--- Start of EXTRACTED DATA ---

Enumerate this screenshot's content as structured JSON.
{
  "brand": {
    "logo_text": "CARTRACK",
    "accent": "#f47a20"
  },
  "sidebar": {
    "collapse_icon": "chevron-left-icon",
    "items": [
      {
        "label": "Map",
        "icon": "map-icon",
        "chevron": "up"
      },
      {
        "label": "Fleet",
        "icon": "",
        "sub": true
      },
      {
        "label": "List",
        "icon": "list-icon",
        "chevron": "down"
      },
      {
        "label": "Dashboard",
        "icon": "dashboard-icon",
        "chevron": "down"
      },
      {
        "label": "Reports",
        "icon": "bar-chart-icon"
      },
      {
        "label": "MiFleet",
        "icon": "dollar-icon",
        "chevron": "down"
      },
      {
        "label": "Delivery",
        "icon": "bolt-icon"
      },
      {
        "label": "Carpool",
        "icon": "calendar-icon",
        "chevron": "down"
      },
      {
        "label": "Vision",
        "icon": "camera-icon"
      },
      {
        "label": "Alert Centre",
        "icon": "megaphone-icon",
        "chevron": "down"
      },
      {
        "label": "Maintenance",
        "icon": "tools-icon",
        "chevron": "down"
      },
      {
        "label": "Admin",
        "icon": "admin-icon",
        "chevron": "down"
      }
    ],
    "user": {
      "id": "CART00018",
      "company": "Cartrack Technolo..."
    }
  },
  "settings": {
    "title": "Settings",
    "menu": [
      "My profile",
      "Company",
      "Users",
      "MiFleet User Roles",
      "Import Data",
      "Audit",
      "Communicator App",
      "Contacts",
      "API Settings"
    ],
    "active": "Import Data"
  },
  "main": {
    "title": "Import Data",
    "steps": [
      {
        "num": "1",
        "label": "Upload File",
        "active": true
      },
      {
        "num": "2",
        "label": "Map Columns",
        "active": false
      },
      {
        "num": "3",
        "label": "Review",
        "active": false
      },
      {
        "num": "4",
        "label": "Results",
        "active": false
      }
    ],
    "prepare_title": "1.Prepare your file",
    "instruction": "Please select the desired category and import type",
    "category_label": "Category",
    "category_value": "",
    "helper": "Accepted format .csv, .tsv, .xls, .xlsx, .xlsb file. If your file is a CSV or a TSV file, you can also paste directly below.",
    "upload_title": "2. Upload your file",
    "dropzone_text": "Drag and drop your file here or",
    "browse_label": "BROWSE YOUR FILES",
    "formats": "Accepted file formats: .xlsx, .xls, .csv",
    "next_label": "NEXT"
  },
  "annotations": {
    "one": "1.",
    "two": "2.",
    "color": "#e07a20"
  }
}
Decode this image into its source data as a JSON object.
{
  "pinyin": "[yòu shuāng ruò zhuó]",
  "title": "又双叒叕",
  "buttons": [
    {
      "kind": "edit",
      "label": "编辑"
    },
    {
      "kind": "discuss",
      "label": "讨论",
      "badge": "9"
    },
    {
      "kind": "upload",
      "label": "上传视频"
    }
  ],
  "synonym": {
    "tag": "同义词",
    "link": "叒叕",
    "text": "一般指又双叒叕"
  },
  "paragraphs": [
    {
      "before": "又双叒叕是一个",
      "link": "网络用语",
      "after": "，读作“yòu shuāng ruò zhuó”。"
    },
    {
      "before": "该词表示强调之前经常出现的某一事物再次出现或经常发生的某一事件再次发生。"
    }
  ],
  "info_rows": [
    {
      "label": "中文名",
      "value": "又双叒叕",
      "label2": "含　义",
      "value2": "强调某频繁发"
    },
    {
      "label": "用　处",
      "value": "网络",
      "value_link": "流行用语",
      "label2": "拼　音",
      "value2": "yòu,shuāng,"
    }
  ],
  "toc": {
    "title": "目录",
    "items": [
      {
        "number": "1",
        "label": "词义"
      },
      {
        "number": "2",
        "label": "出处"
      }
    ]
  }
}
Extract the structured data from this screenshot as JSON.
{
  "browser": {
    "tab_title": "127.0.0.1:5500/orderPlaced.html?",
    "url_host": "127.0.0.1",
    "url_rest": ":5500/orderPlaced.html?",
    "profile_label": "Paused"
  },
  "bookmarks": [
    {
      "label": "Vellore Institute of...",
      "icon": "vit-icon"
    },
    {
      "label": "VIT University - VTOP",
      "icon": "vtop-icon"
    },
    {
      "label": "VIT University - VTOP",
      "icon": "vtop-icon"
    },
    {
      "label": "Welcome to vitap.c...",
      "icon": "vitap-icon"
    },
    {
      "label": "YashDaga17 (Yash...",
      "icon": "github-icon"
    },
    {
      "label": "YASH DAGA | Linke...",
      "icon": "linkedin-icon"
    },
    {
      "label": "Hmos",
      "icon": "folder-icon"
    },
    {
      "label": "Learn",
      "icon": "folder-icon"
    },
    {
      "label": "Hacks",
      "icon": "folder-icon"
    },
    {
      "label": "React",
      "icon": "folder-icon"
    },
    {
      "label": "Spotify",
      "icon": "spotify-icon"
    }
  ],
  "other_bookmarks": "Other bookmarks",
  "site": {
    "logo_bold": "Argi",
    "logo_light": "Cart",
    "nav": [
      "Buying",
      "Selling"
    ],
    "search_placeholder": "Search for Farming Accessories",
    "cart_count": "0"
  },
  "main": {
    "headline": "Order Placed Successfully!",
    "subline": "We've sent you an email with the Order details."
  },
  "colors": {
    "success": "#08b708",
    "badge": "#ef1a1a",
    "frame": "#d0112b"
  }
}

--- End of EXTRACTED DATA ---

EXERCISE » Ascertain the number of lines in the entries that include the word "orderPlaced", and report only that number.

WORKED ANSWER » 2